PROBLEM DETAILS:
Present every line of the items below as a row in a Markdown table with the columns Row and Line, numbering the rows and leaving out blank lines.

EXCERPTED RECORDS:
○ ○ ○ ○ ○ ○ ○

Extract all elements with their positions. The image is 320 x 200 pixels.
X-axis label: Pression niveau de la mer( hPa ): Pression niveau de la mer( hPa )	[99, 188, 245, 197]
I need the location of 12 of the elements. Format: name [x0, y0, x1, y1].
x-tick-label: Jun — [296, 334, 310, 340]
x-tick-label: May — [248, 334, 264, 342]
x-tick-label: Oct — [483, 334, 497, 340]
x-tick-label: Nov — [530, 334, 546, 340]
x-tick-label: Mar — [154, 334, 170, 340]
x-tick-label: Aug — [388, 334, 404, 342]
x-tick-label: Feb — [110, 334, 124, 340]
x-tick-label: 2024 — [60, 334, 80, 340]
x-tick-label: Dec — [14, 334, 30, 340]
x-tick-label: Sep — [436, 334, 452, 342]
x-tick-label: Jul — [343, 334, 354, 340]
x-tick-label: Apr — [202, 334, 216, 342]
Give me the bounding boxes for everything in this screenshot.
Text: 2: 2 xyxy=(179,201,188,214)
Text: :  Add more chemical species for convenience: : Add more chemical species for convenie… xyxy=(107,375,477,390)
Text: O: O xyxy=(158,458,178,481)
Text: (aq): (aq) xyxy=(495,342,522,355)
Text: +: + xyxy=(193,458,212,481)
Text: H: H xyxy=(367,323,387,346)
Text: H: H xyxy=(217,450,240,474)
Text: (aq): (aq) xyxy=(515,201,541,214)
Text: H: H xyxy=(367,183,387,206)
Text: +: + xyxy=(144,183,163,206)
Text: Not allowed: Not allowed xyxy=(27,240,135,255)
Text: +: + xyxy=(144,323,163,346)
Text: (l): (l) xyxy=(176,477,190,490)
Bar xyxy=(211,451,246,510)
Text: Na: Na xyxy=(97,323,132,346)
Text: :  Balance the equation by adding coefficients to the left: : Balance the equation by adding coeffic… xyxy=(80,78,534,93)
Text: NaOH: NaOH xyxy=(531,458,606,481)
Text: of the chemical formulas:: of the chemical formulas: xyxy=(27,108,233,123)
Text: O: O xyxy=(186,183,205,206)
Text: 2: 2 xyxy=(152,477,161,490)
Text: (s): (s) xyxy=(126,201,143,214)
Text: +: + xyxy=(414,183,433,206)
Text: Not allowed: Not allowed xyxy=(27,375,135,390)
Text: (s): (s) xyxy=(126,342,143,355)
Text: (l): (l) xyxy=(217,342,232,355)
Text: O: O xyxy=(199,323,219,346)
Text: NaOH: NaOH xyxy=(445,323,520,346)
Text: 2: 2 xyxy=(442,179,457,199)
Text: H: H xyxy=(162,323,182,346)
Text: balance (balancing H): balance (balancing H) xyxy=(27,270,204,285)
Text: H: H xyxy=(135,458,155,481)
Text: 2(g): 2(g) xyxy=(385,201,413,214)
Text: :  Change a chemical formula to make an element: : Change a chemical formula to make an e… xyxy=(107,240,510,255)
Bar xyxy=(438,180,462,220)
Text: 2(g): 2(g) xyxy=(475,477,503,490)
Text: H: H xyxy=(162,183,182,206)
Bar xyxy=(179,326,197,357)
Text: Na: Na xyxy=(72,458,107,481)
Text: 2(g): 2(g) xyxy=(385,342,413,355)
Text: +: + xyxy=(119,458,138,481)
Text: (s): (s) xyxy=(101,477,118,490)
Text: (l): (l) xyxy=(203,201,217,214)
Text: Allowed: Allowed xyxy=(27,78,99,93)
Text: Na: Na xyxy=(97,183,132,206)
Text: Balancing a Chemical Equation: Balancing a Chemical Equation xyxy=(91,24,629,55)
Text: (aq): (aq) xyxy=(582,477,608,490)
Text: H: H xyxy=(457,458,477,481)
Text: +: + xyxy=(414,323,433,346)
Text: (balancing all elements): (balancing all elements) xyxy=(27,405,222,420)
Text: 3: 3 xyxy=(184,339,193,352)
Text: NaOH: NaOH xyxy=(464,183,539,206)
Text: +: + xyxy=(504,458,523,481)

○ ○ ○ ○ ○ ○ ○

ANSWER IN FULL:
| Row | Line |
|---|---|
| 1 | Extract all elements with their positions. The image is 320 x 200 pixels. |
| 2 | X-axis label: Pression niveau de la mer( hPa ): Pression niveau de la mer( hPa )	[99, 188, 245, 197] |
| 3 | I need the location of 12 of the elements. Format: name [x0, y0, x1, y1]. |
| 4 | x-tick-label: Jun — [296, 334, 310, 340] |
| 5 | x-tick-label: May — [248, 334, 264, 342] |
| 6 | x-tick-label: Oct — [483, 334, 497, 340] |
| 7 | x-tick-label: Nov — [530, 334, 546, 340] |
| 8 | x-tick-label: Mar — [154, 334, 170, 340] |
| 9 | x-tick-label: Aug — [388, 334, 404, 342] |
| 10 | x-tick-label: Feb — [110, 334, 124, 340] |
| 11 | x-tick-label: 2024 — [60, 334, 80, 340] |
| 12 | x-tick-label: Dec — [14, 334, 30, 340] |
| 13 | x-tick-label: Sep — [436, 334, 452, 342] |
| 14 | x-tick-label: Jul — [343, 334, 354, 340] |
| 15 | x-tick-label: Apr — [202, 334, 216, 342] |
| 16 | Give me the bounding boxes for everything in this screenshot. |
| 17 | Text: 2: 2 xyxy=(179,201,188,214) |
| 18 | Text: :  Add more chemical species for convenience: : Add more chemical species for convenie… xyxy=(107,375,477,390) |
| 19 | Text: O: O xyxy=(158,458,178,481) |
| 20 | Text: (aq): (aq) xyxy=(495,342,522,355) |
| 21 | Text: +: + xyxy=(193,458,212,481) |
| 22 | Text: H: H xyxy=(367,323,387,346) |
| 23 | Text: H: H xyxy=(217,450,240,474) |
| 24 | Text: (aq): (aq) xyxy=(515,201,541,214) |
| 25 | Text: H: H xyxy=(367,183,387,206) |
| 26 | Text: +: + xyxy=(144,183,163,206) |
| 27 | Text: Not allowed: Not allowed xyxy=(27,240,135,255) |
| 28 | Text: +: + xyxy=(144,323,163,346) |
| 29 | Text: (l): (l) xyxy=(176,477,190,490) |
| 30 | Bar xyxy=(211,451,246,510) |
| 31 | Text: Na: Na xyxy=(97,323,132,346) |
| 32 | Text: :  Balance the equation by adding coefficients to the left: : Balance the equation by adding coeffic… xyxy=(80,78,534,93) |
| 33 | Text: NaOH: NaOH xyxy=(531,458,606,481) |
| 34 | Text: of the chemical formulas:: of the chemical formulas: xyxy=(27,108,233,123) |
| 35 | Text: O: O xyxy=(186,183,205,206) |
| 36 | Text: 2: 2 xyxy=(152,477,161,490) |
| 37 | Text: (s): (s) xyxy=(126,201,143,214) |
| 38 | Text: +: + xyxy=(414,183,433,206) |
| 39 | Text: Not allowed: Not allowed xyxy=(27,375,135,390) |
| 40 | Text: (s): (s) xyxy=(126,342,143,355) |
| 41 | Text: (l): (l) xyxy=(217,342,232,355) |
| 42 | Text: O: O xyxy=(199,323,219,346) |
| 43 | Text: NaOH: NaOH xyxy=(445,323,520,346) |
| 44 | Text: 2: 2 xyxy=(442,179,457,199) |
| 45 | Text: H: H xyxy=(162,323,182,346) |
| 46 | Text: balance (balancing H): balance (balancing H) xyxy=(27,270,204,285) |
| 47 | Text: H: H xyxy=(135,458,155,481) |
| 48 | Text: 2(g): 2(g) xyxy=(385,201,413,214) |
| 49 | Text: :  Change a chemical formula to make an element: : Change a chemical formula to make an e… xyxy=(107,240,510,255) |
| 50 | Bar xyxy=(438,180,462,220) |
| 51 | Text: 2(g): 2(g) xyxy=(475,477,503,490) |
| 52 | Text: H: H xyxy=(162,183,182,206) |
| 53 | Bar xyxy=(179,326,197,357) |
| 54 | Text: Na: Na xyxy=(72,458,107,481) |
| 55 | Text: 2(g): 2(g) xyxy=(385,342,413,355) |
| 56 | Text: +: + xyxy=(119,458,138,481) |
| 57 | Text: (s): (s) xyxy=(101,477,118,490) |
| 58 | Text: (l): (l) xyxy=(203,201,217,214) |
| 59 | Text: Allowed: Allowed xyxy=(27,78,99,93) |
| 60 | Text: Na: Na xyxy=(97,183,132,206) |
| 61 | Text: Balancing a Chemical Equation: Balancing a Chemical Equation xyxy=(91,24,629,55) |
| 62 | Text: (aq): (aq) xyxy=(582,477,608,490) |
| 63 | Text: H: H xyxy=(457,458,477,481) |
| 64 | Text: +: + xyxy=(414,323,433,346) |
| 65 | Text: (balancing all elements): (balancing all elements) xyxy=(27,405,222,420) |
| 66 | Text: 3: 3 xyxy=(184,339,193,352) |
| 67 | Text: NaOH: NaOH xyxy=(464,183,539,206) |
| 68 | Text: +: + xyxy=(504,458,523,481) |